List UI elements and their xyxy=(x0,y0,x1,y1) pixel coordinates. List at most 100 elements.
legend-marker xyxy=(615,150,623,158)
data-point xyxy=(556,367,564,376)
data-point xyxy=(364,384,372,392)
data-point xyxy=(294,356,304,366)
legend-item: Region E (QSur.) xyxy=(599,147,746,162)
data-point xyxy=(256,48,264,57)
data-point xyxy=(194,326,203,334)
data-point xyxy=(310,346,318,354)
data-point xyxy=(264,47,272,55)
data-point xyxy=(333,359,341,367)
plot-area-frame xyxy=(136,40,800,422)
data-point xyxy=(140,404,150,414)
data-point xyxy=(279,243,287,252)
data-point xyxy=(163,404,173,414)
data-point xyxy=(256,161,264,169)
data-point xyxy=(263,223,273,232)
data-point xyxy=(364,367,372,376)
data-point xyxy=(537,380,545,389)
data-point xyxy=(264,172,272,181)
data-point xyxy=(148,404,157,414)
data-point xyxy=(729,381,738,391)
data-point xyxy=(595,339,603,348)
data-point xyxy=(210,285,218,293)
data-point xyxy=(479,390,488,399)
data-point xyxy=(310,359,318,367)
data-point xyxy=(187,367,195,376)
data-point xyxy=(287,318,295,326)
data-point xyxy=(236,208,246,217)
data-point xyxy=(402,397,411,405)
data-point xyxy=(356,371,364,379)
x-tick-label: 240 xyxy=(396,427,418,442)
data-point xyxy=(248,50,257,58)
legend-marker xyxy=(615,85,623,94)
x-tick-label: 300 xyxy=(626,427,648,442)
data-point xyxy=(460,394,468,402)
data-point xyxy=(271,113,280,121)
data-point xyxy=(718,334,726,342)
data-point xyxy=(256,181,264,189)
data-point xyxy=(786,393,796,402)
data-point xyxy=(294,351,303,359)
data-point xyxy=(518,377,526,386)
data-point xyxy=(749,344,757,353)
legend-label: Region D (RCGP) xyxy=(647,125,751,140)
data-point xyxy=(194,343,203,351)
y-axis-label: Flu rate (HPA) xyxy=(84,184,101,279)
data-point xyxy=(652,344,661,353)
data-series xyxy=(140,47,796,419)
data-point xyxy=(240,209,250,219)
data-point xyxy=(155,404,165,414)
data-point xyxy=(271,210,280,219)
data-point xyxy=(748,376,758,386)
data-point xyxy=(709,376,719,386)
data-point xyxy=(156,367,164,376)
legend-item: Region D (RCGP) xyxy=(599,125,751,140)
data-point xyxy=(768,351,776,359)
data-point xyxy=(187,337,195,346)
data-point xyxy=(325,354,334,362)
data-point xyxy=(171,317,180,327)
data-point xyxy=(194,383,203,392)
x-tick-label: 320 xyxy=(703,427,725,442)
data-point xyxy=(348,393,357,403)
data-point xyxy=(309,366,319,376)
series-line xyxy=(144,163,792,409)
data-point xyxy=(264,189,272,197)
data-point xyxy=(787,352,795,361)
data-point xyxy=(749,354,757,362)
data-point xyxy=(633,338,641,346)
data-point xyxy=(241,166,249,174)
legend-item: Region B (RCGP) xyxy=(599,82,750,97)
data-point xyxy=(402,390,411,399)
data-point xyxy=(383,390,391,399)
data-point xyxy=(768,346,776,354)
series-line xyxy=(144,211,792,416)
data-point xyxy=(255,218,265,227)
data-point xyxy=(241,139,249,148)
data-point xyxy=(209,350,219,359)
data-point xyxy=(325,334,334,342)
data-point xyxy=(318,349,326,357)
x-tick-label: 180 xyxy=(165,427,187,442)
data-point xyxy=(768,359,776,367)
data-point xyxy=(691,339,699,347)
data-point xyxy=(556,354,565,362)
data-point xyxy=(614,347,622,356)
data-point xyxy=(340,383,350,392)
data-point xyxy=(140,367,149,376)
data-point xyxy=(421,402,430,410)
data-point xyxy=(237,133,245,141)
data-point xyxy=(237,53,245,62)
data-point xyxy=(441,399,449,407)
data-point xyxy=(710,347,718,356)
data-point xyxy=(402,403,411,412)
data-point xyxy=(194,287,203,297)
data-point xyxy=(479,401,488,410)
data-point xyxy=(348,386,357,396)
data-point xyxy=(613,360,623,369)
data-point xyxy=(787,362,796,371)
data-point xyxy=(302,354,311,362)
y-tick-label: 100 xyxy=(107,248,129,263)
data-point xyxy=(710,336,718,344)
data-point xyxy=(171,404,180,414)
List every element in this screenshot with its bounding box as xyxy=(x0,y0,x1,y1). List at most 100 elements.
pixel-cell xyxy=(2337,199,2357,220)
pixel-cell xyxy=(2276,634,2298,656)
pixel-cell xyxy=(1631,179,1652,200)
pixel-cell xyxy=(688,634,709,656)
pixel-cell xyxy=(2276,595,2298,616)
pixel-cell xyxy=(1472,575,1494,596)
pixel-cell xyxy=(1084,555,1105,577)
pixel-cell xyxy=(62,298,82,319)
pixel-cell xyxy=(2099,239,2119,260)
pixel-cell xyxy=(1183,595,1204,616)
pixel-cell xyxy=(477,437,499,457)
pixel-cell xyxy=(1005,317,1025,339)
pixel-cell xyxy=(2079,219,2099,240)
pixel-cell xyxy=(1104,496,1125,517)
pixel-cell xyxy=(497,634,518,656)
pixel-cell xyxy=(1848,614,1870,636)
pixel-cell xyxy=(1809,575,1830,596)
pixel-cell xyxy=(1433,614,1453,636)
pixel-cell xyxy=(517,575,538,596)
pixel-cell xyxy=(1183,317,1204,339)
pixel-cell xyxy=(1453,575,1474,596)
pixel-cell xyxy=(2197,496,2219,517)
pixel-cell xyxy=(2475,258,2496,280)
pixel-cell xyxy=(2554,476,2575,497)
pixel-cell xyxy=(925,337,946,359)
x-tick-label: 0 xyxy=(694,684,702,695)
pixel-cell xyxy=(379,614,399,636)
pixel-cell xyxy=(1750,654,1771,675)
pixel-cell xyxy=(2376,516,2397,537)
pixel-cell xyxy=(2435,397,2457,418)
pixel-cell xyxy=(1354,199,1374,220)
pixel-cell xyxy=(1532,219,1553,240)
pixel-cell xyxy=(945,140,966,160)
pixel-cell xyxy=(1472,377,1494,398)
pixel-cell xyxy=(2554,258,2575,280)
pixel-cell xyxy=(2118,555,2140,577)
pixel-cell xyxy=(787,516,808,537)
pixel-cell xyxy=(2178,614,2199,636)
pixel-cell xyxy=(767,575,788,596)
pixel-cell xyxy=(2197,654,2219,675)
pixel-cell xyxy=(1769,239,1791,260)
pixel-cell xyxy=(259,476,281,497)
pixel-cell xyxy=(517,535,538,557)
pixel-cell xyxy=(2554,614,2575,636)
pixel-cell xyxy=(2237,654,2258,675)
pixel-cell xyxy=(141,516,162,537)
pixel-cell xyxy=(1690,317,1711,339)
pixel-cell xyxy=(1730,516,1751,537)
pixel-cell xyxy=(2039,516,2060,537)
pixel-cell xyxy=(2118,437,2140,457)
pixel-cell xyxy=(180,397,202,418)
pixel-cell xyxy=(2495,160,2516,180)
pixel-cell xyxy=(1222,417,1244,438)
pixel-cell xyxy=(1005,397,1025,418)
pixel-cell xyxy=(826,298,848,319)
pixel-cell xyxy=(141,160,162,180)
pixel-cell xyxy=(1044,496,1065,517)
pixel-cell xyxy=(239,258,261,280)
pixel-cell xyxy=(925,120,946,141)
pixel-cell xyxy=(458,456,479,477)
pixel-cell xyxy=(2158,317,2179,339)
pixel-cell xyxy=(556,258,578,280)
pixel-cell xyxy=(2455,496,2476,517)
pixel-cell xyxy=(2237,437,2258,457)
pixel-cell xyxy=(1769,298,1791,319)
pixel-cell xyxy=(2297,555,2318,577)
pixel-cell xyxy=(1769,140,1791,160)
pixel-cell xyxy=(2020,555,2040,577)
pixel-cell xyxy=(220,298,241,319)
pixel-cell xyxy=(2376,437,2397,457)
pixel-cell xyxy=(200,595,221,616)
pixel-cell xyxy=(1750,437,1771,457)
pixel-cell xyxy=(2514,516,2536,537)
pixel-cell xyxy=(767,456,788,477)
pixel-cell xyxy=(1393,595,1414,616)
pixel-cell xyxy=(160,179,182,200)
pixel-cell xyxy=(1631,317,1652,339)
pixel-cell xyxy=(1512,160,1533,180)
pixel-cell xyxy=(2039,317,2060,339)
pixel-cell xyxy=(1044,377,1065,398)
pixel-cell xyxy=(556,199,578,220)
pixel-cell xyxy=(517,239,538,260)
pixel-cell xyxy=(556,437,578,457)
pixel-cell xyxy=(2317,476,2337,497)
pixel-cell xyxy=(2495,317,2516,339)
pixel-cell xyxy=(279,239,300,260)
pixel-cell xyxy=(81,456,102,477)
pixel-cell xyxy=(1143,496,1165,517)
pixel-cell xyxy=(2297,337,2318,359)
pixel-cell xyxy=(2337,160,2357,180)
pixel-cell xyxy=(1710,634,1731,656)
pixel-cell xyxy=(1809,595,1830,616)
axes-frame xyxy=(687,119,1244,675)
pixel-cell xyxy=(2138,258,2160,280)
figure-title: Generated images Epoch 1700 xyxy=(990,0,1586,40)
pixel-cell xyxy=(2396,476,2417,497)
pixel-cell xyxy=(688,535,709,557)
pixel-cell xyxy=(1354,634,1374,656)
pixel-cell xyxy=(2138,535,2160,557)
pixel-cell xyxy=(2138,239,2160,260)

══════

WORK TO DO: Write out the material word for word, starting with its first line and going on through the line containing "data-point xyxy=(264,47,272,55)", including both of those lines.

WRITTEN SOLUTION:
List UI elements and their xyxy=(x0,y0,x1,y1) pixel coordinates. List at most 100 elements.
legend-marker xyxy=(615,150,623,158)
data-point xyxy=(556,367,564,376)
data-point xyxy=(364,384,372,392)
data-point xyxy=(294,356,304,366)
legend-item: Region E (QSur.) xyxy=(599,147,746,162)
data-point xyxy=(256,48,264,57)
data-point xyxy=(194,326,203,334)
data-point xyxy=(310,346,318,354)
data-point xyxy=(264,47,272,55)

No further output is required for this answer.